(Dataset items)
--- begin ---

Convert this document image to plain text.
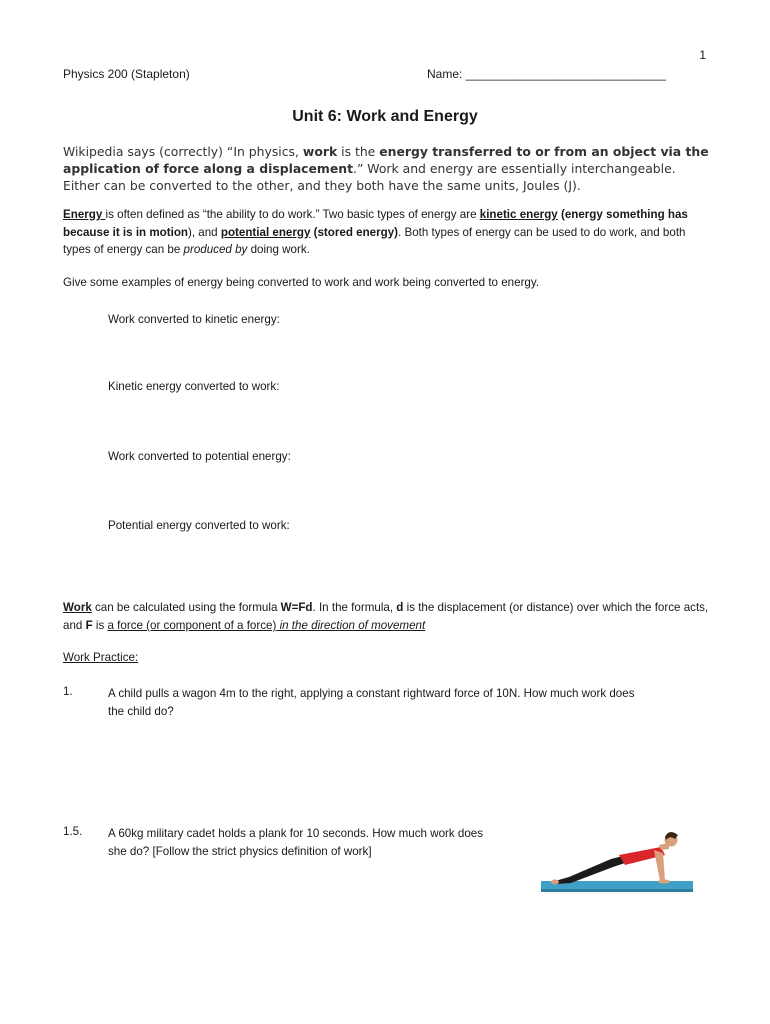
1
Physics 200 (Stapleton)	Name: ______________________________
Unit 6: Work and Energy
Wikipedia says (correctly) “In physics, work is the energy transferred to or from an object via the application of force along a displacement.” Work and energy are essentially interchangeable. Either can be converted to the other, and they both have the same units, Joules (J).
Energy is often defined as “the ability to do work.” Two basic types of energy are kinetic energy (energy something has because it is in motion), and potential energy (stored energy). Both types of energy can be used to do work, and both types of energy can be produced by doing work.
Give some examples of energy being converted to work and work being converted to energy.
Work converted to kinetic energy:
Kinetic energy converted to work:
Work converted to potential energy:
Potential energy converted to work:
Work can be calculated using the formula W=Fd. In the formula, d is the displacement (or distance) over which the force acts, and F is a force (or component of a force) in the direction of movement
Work Practice:
1.	A child pulls a wagon 4m to the right, applying a constant rightward force of 10N. How much work does
the child do?
1.5. A 60kg military cadet holds a plank for 10 seconds. How much work does
she do? [Follow the strict physics definition of work]
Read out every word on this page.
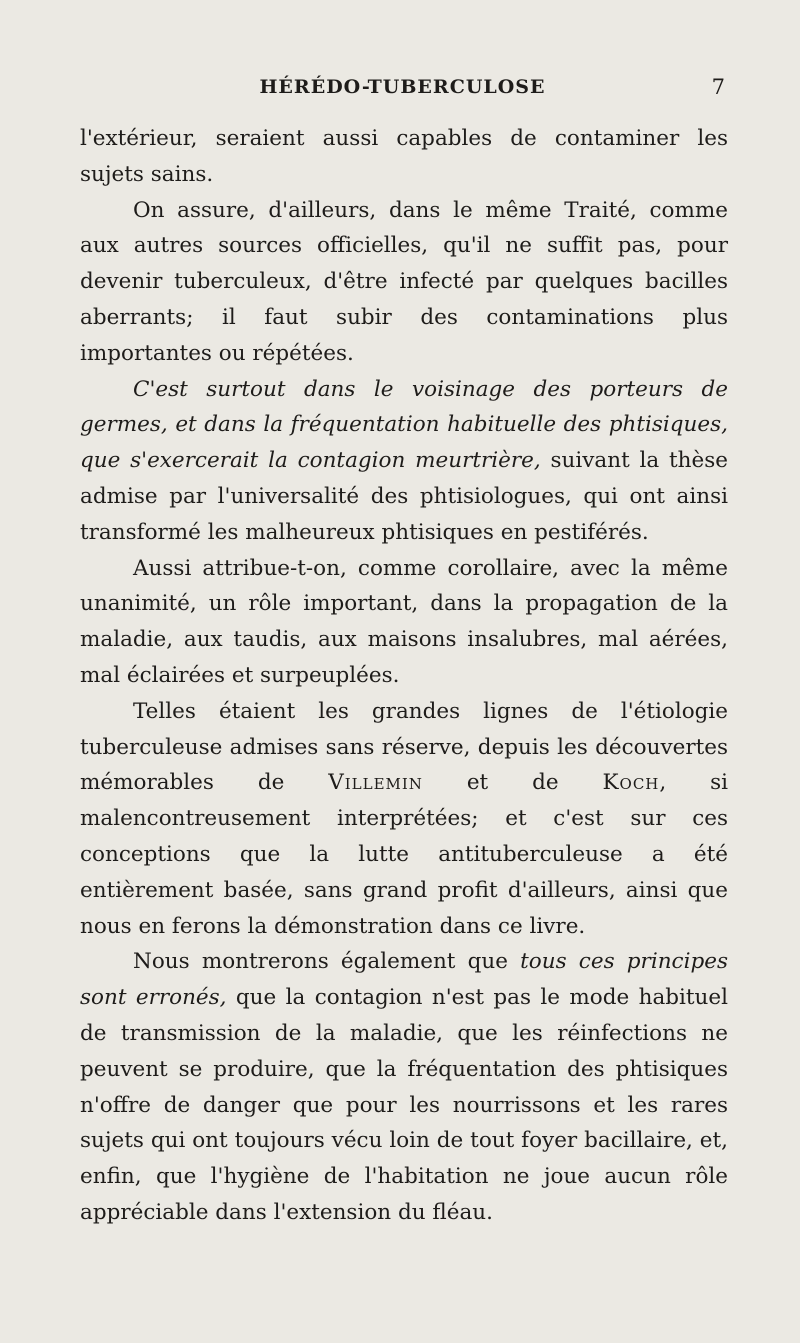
HÉRÉDO-TUBERCULOSE	7

l'extérieur, seraient aussi capables de contaminer les sujets sains.

On assure, d'ailleurs, dans le même Traité, comme aux autres sources officielles, qu'il ne suffit pas, pour devenir tuberculeux, d'être infecté par quelques bacilles aberrants; il faut subir des contaminations plus importantes ou répétées.

C'est surtout dans le voisinage des porteurs de germes, et dans la fréquentation habituelle des phtisiques, que s'exercerait la contagion meurtrière, suivant la thèse admise par l'universalité des phtisiologues, qui ont ainsi transformé les malheureux phtisiques en pestiférés.

Aussi attribue-t-on, comme corollaire, avec la même unanimité, un rôle important, dans la propagation de la maladie, aux taudis, aux maisons insalubres, mal aérées, mal éclairées et surpeuplées.

Telles étaient les grandes lignes de l'étiologie tuberculeuse admises sans réserve, depuis les découvertes mémorables de Villemin et de Koch, si malencontreusement interprétées; et c'est sur ces conceptions que la lutte antituberculeuse a été entièrement basée, sans grand profit d'ailleurs, ainsi que nous en ferons la démonstration dans ce livre.

Nous montrerons également que tous ces principes sont erronés, que la contagion n'est pas le mode habituel de transmission de la maladie, que les réinfections ne peuvent se produire, que la fréquentation des phtisiques n'offre de danger que pour les nourrissons et les rares sujets qui ont toujours vécu loin de tout foyer bacillaire, et, enfin, que l'hygiène de l'habitation ne joue aucun rôle appréciable dans l'extension du fléau.
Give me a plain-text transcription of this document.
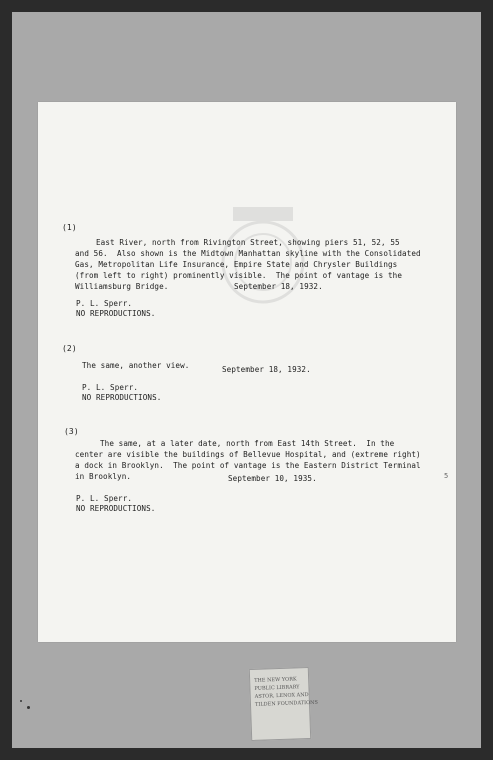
(1)
East River, north from Rivington Street, showing piers 51, 52, 55
and 56.  Also shown is the Midtown Manhattan skyline with the Consolidated
Gas, Metropolitan Life Insurance, Empire State and Chrysler Buildings
(from left to right) prominently visible.  The point of vantage is the
Williamsburg Bridge.	September 18, 1932.
P. L. Sperr.
NO REPRODUCTIONS.
(2)
The same, another view.	September 18, 1932.
P. L. Sperr.
NO REPRODUCTIONS.
(3)
The same, at a later date, north from East 14th Street.  In the
center are visible the buildings of Bellevue Hospital, and (extreme right)
a dock in Brooklyn.  The point of vantage is the Eastern District Terminal
in Brooklyn.	September 10, 1935.
P. L. Sperr.
NO REPRODUCTIONS.
5
THE NEW YORK
PUBLIC LIBRARY
ASTOR, LENOX AND
TILDEN FOUNDATIONS
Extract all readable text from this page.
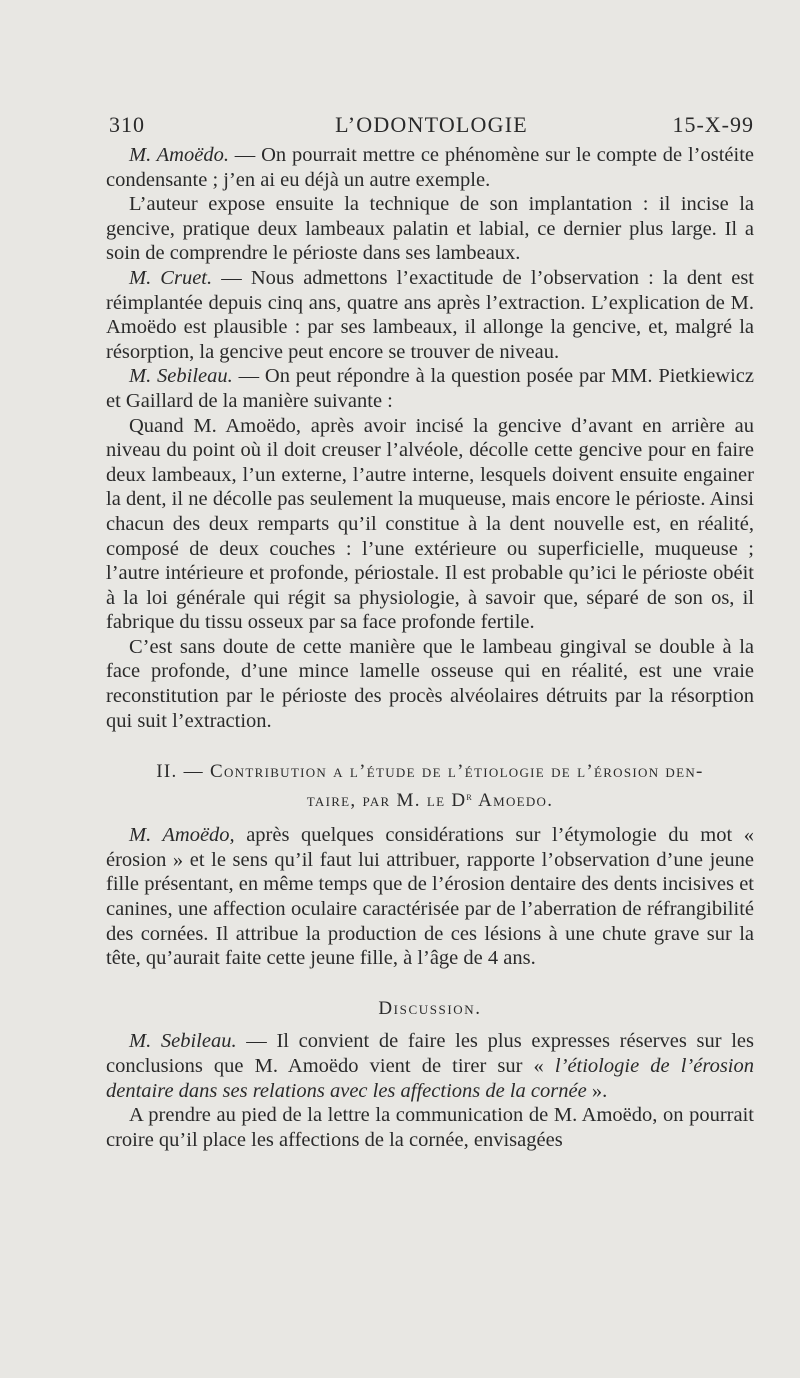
310	L’ODONTOLOGIE	15-X-99

M. Amoëdo. — On pourrait mettre ce phénomène sur le compte de l’ostéite condensante ; j’en ai eu déjà un autre exemple.

L’auteur expose ensuite la technique de son implantation : il incise la gencive, pratique deux lambeaux palatin et labial, ce dernier plus large. Il a soin de comprendre le périoste dans ses lambeaux.

M. Cruet. — Nous admettons l’exactitude de l’observation : la dent est réimplantée depuis cinq ans, quatre ans après l’extraction. L’explication de M. Amoëdo est plausible : par ses lambeaux, il allonge la gencive, et, malgré la résorption, la gencive peut encore se trouver de niveau.

M. Sebileau. — On peut répondre à la question posée par MM. Pietkiewicz et Gaillard de la manière suivante :

Quand M. Amoëdo, après avoir incisé la gencive d’avant en arrière au niveau du point où il doit creuser l’alvéole, décolle cette gencive pour en faire deux lambeaux, l’un externe, l’autre interne, lesquels doivent ensuite engainer la dent, il ne décolle pas seulement la muqueuse, mais encore le périoste. Ainsi chacun des deux remparts qu’il constitue à la dent nouvelle est, en réalité, composé de deux couches : l’une extérieure ou superficielle, muqueuse ; l’autre intérieure et profonde, périostale. Il est probable qu’ici le périoste obéit à la loi générale qui régit sa physiologie, à savoir que, séparé de son os, il fabrique du tissu osseux par sa face profonde fertile.

C’est sans doute de cette manière que le lambeau gingival se double à la face profonde, d’une mince lamelle osseuse qui en réalité, est une vraie reconstitution par le périoste des procès alvéolaires détruits par la résorption qui suit l’extraction.

II. — Contribution a l’étude de l’étiologie de l’érosion den-
taire, par M. le $D^r$ Amoedo.

M. Amoëdo, après quelques considérations sur l’étymologie du mot « érosion » et le sens qu’il faut lui attribuer, rapporte l’observation d’une jeune fille présentant, en même temps que de l’érosion dentaire des dents incisives et canines, une affection oculaire caractérisée par de l’aberration de réfrangibilité des cornées. Il attribue la production de ces lésions à une chute grave sur la tête, qu’aurait faite cette jeune fille, à l’âge de 4 ans.

Discussion.

M. Sebileau. — Il convient de faire les plus expresses réserves sur les conclusions que M. Amoëdo vient de tirer sur « l’étiologie de l’érosion dentaire dans ses relations avec les affections de la cornée ».

A prendre au pied de la lettre la communication de M. Amoëdo, on pourrait croire qu’il place les affections de la cornée, envisagées
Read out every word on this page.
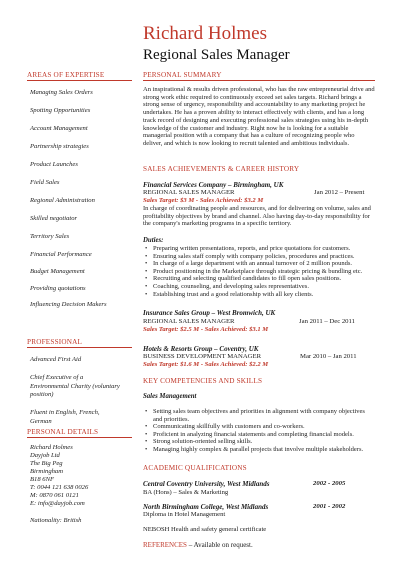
Richard Holmes
Regional Sales Manager
AREAS OF EXPERTISE
Managing Sales Orders
Spotting Opportunities
Account Management
Partnership strategies
Product Launches
Field Sales
Regional Administration
Skilled negotiator
Territory Sales
Financial Performance
Budget Management
Providing quotations
Influencing Decision Makers
PROFESSIONAL
Advanced First Aid
Chief Executive of a Environmental Charity (voluntary position)
Fluent in English, French, German
PERSONAL DETAILS
Richard Holmes
Dayjob Ltd
The Big Peg
Birmingham
B18 6NF
T: 0044 121 638 0026
M: 0870 061 0121
E: info@dayjob.com
Nationality: British
PERSONAL SUMMARY
An inspirational & results driven professional, who has the raw entrepreneurial drive and strong work ethic required to continuously exceed set sales targets. Richard brings a strong sense of urgency, responsibility and accountability to any marketing project he undertakes. He has a proven ability to interact effectively with clients, and has a long track record of designing and executing professional sales strategies using his in-depth knowledge of the customer and industry. Right now he is looking for a suitable managerial position with a company that has a culture of recognizing people who deliver, and which is now looking to recruit talented and ambitious individuals.
SALES ACHIEVEMENTS & CAREER HISTORY
Financial Services Company – Birmingham, UK
REGIONAL SALES MANAGER	Jan 2012 – Present
Sales Target: $3 M - Sales Achieved: $3.2 M
In charge of coordinating people and resources, and for delivering on volume, sales and profitability objectives by brand and channel. Also having day-to-day responsibility for the company's marketing programs in a specific territory.
Duties:
• Preparing written presentations, reports, and price quotations for customers.
• Ensuring sales staff comply with company policies, procedures and practices.
• In charge of a large department with an annual turnover of 2 million pounds.
• Product positioning in the Marketplace through strategic pricing & bundling etc.
• Recruiting and selecting qualified candidates to fill open sales positions.
• Coaching, counseling, and developing sales representatives.
• Establishing trust and a good relationship with all key clients.
Insurance Sales Group – West Bromwich, UK
REGIONAL SALES MANAGER	Jan 2011 – Dec 2011
Sales Target: $2.5 M - Sales Achieved: $3.1 M
Hotels & Resorts Group – Coventry, UK
BUSINESS DEVELOPMENT MANAGER	Mar 2010 – Jan 2011
Sales Target: $1.6 M - Sales Achieved: $2.2 M
KEY COMPETENCIES AND SKILLS
Sales Management
• Setting sales team objectives and priorities in alignment with company objectives and priorities.
• Communicating skillfully with customers and co-workers.
• Proficient in analyzing financial statements and completing financial models.
• Strong solution-oriented selling skills.
• Managing highly complex & parallel projects that involve multiple stakeholders.
ACADEMIC QUALIFICATIONS
Central Coventry University, West Midlands	2002 - 2005
BA (Hons) – Sales & Marketing
North Birmingham College, West Midlands	2001 - 2002
Diploma in Hotel Management
NEBOSH Health and safety general certificate
REFERENCES – Available on request.
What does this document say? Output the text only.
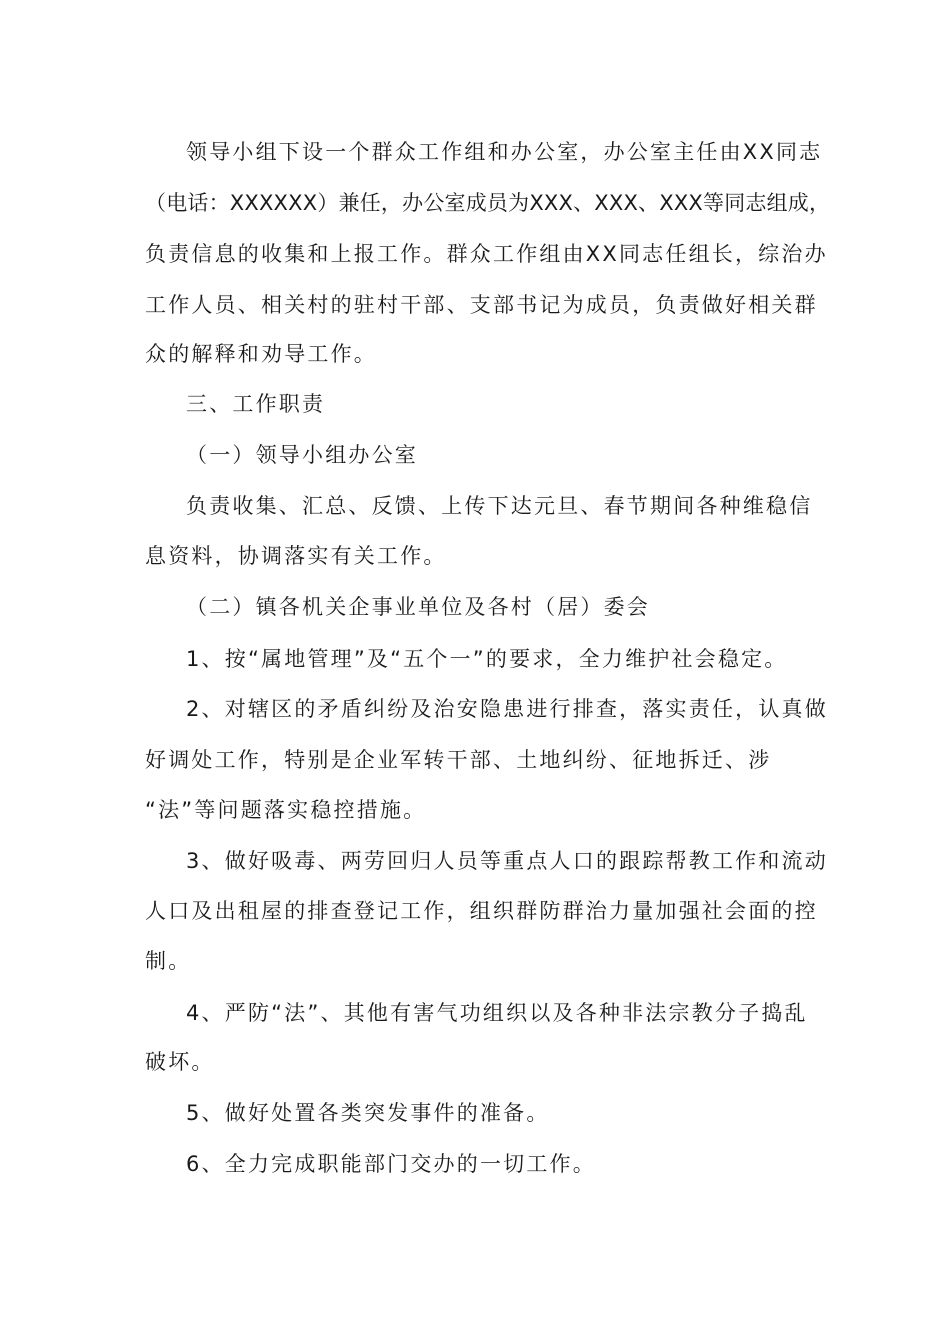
领导小组下设一个群众工作组和办公室，办公室主任由XX同志
（电话：XXXXXX）兼任，办公室成员为XXX、XXX、XXX等同志组成，
负责信息的收集和上报工作。群众工作组由XX同志任组长，综治办
工作人员、相关村的驻村干部、支部书记为成员，负责做好相关群
众的解释和劝导工作。
三、工作职责
（一）领导小组办公室
负责收集、汇总、反馈、上传下达元旦、春节期间各种维稳信
息资料，协调落实有关工作。
（二）镇各机关企事业单位及各村（居）委会
1、按“属地管理”及“五个一”的要求，全力维护社会稳定。
2、对辖区的矛盾纠纷及治安隐患进行排查，落实责任，认真做
好调处工作，特别是企业军转干部、土地纠纷、征地拆迁、涉
“法”等问题落实稳控措施。
3、做好吸毒、两劳回归人员等重点人口的跟踪帮教工作和流动
人口及出租屋的排查登记工作，组织群防群治力量加强社会面的控
制。
4、严防“法”、其他有害气功组织以及各种非法宗教分子捣乱
破坏。
5、做好处置各类突发事件的准备。
6、全力完成职能部门交办的一切工作。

--- end ---

- [What you should do]: Read the data above. Pull out each line in which the string "comme" appears.

- [Task output]:
On assure, d'ailleurs, dans le même Traité, comme aux autres sources officielles, qu'il ne suffit pas, pour devenir tuberculeux, d'être infecté par quelques bacilles aberrants; il faut subir des contaminations plus importantes ou répétées.
Aussi attribue-t-on, comme corollaire, avec la même unanimité, un rôle important, dans la propagation de la maladie, aux taudis, aux maisons insalubres, mal aérées, mal éclairées et surpeuplées.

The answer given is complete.